'''

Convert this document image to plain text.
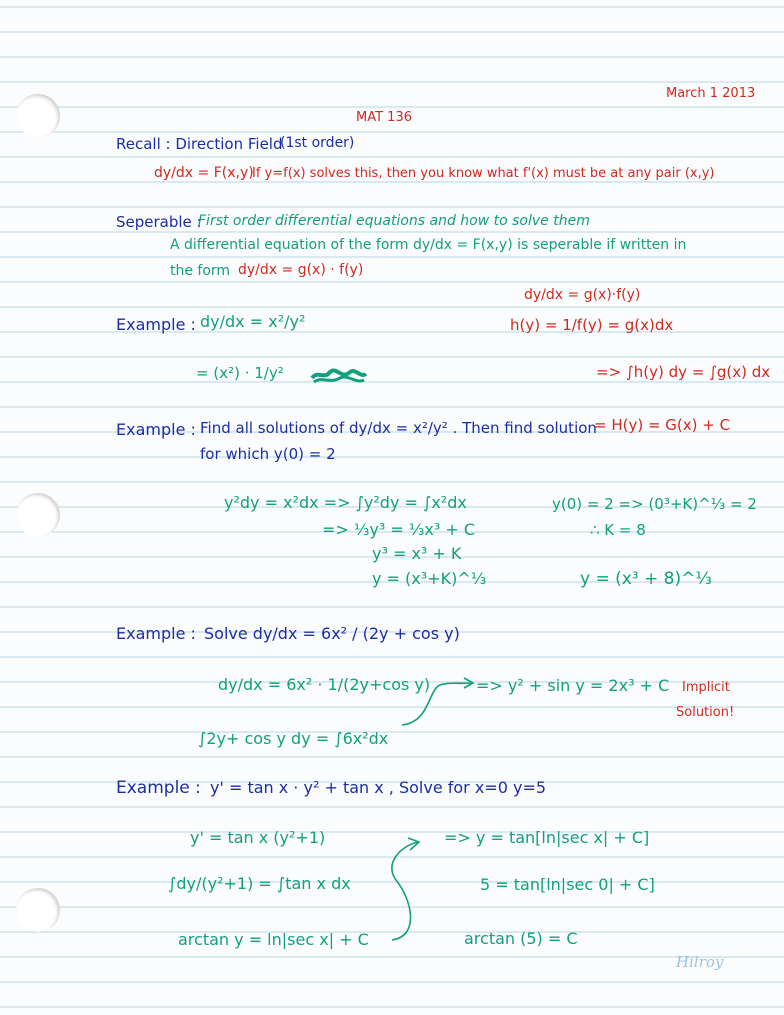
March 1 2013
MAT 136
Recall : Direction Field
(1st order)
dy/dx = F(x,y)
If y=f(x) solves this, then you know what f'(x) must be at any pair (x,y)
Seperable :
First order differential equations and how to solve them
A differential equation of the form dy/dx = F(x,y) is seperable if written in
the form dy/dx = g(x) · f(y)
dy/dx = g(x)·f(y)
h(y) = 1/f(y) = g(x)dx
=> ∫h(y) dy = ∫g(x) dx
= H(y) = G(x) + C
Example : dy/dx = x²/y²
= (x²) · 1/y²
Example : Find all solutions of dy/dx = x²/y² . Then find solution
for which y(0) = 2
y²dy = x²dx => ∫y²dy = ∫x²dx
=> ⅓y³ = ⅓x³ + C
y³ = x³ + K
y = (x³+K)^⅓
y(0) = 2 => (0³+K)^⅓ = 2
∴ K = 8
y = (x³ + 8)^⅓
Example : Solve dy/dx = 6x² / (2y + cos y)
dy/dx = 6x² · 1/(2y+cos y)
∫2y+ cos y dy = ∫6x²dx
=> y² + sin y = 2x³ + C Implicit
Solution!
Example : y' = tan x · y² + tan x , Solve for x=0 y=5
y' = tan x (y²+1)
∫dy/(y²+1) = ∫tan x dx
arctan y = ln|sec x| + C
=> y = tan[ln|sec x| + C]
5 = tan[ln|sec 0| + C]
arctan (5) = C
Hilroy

'''
'''

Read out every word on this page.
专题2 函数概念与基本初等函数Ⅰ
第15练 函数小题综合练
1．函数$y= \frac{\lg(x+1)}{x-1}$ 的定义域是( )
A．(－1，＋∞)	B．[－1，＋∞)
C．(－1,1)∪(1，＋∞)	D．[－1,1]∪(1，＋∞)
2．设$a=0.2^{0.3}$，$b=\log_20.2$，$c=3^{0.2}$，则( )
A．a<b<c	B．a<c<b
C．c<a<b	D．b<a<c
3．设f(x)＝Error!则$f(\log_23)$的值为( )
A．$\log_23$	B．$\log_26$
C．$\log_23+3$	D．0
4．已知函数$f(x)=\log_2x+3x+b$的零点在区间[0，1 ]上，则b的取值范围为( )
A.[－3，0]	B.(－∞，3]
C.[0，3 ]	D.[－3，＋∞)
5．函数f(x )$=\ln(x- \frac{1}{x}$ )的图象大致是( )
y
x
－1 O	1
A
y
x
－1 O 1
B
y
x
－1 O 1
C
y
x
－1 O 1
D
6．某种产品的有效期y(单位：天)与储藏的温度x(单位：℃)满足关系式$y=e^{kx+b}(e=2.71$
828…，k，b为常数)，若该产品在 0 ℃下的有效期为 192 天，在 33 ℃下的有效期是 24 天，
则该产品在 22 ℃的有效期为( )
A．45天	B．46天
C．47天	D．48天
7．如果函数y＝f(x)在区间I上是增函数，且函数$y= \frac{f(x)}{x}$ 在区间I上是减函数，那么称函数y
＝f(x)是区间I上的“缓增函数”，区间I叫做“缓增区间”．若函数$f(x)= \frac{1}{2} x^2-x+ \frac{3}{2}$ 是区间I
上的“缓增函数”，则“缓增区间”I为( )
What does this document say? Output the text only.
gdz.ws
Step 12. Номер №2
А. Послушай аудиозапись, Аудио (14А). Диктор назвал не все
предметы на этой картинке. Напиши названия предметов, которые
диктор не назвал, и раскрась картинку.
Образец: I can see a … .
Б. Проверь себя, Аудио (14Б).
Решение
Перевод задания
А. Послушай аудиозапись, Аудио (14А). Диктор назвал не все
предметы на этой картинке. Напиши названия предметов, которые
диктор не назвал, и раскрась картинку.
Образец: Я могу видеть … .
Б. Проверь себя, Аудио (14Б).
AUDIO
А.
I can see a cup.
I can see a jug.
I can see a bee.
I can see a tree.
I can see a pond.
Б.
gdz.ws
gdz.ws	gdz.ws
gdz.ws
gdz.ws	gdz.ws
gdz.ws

'''
'''

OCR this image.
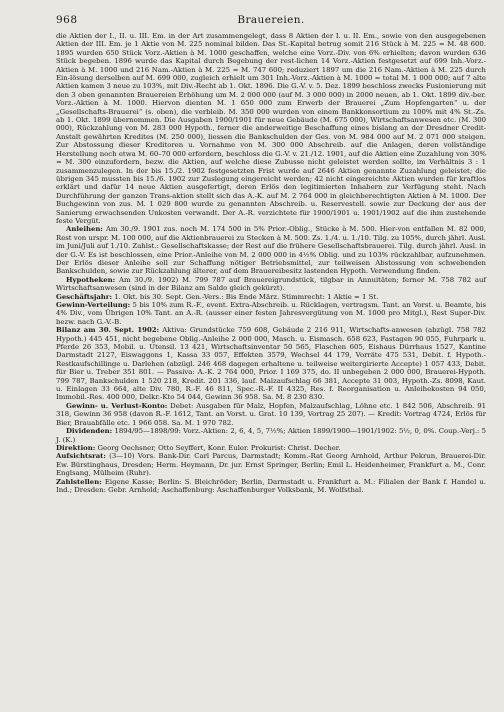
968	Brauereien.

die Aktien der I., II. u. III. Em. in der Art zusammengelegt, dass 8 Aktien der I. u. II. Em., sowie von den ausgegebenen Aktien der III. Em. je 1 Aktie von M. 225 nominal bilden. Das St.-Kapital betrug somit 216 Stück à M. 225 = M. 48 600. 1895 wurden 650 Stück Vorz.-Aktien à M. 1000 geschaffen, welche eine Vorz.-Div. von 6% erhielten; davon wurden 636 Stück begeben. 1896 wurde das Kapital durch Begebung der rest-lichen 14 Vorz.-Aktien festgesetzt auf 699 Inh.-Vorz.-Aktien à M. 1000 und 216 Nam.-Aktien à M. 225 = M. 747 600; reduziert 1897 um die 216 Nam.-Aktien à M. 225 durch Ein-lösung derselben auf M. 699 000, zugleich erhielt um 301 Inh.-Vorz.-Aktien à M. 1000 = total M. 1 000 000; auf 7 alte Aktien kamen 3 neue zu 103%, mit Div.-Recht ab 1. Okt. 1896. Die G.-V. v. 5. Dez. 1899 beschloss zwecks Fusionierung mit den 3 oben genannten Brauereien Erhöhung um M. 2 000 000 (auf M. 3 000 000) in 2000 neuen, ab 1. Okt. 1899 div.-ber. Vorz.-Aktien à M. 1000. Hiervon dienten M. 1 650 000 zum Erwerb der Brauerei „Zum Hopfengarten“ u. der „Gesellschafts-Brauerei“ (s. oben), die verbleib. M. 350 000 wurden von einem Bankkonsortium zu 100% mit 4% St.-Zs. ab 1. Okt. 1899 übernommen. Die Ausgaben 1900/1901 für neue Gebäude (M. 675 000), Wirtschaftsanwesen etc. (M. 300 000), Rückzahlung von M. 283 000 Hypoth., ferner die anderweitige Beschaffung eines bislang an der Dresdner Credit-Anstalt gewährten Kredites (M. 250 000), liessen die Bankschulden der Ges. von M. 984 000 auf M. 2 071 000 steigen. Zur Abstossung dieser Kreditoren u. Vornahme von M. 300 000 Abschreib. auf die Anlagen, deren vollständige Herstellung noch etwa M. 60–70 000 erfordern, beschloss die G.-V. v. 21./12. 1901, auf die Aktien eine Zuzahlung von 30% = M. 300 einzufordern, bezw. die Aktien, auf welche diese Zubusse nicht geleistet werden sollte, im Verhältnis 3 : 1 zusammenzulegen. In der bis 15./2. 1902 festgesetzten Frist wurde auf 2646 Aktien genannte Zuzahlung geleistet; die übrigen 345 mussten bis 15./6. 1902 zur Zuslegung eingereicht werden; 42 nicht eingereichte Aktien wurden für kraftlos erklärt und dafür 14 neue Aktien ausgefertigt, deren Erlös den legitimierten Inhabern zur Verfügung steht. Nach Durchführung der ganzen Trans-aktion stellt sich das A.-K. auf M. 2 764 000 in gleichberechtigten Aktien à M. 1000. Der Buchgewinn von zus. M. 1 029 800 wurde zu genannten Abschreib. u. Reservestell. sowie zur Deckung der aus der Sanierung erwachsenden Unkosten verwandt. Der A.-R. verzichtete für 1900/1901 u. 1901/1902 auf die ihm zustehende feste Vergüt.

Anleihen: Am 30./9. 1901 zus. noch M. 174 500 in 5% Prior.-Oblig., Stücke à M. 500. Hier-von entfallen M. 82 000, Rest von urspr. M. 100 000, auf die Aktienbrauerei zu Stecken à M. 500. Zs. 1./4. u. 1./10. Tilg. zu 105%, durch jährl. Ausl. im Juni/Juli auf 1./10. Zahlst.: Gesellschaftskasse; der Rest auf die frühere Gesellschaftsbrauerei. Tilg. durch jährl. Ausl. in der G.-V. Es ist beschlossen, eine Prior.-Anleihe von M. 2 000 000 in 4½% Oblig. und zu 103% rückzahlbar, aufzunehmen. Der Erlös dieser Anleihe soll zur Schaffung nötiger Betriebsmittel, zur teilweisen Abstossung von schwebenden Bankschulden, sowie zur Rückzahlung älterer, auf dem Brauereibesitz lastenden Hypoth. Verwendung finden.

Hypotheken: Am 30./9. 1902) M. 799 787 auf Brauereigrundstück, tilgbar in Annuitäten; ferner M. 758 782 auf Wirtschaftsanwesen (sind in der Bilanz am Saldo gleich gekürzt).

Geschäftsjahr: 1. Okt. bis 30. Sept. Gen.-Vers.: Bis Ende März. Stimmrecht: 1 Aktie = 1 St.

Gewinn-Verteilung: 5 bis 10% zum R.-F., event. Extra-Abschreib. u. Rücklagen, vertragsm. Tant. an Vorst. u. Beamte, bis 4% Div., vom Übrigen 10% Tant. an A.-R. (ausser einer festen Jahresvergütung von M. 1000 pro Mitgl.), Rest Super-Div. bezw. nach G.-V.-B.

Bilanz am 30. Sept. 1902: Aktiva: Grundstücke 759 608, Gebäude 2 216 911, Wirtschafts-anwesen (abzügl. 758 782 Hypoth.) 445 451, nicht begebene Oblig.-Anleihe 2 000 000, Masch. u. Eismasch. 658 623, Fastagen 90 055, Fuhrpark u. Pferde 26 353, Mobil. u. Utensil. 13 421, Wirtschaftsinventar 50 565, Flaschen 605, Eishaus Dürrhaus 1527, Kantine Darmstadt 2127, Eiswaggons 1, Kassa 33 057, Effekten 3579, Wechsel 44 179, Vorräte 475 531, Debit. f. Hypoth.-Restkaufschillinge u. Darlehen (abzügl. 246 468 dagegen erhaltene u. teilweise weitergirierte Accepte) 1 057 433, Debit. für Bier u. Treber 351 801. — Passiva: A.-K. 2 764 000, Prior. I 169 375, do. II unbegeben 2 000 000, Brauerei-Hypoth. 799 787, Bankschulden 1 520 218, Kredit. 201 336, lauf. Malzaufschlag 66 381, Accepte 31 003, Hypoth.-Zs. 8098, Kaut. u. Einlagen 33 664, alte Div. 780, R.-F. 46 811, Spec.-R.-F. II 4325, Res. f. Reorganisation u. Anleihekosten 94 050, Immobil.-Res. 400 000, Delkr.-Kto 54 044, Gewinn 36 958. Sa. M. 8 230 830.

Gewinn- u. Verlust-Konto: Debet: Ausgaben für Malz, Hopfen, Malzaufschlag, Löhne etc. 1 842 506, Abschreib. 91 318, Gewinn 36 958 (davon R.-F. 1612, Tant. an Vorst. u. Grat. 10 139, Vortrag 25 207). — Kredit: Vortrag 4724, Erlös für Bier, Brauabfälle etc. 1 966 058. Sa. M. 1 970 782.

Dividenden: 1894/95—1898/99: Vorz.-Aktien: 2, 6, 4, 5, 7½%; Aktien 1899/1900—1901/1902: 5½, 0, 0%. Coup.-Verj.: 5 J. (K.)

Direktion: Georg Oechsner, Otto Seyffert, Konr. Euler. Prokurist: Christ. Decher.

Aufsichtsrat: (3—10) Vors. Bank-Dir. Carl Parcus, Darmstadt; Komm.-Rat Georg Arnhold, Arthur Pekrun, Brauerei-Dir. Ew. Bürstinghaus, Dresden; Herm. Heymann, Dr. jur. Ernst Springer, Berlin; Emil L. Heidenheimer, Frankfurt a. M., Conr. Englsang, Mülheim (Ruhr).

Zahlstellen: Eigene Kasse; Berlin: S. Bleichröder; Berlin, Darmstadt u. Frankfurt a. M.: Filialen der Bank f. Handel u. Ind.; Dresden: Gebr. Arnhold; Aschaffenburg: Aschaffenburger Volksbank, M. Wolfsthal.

'''

Identify lines with the string "Example". Copy each one.

Example : dy/dx = x²/y²
Example : Find all solutions of dy/dx = x²/y² . Then find solution
Example : Solve dy/dx = 6x² / (2y + cos y)
Example : y' = tan x · y² + tan x , Solve for x=0 y=5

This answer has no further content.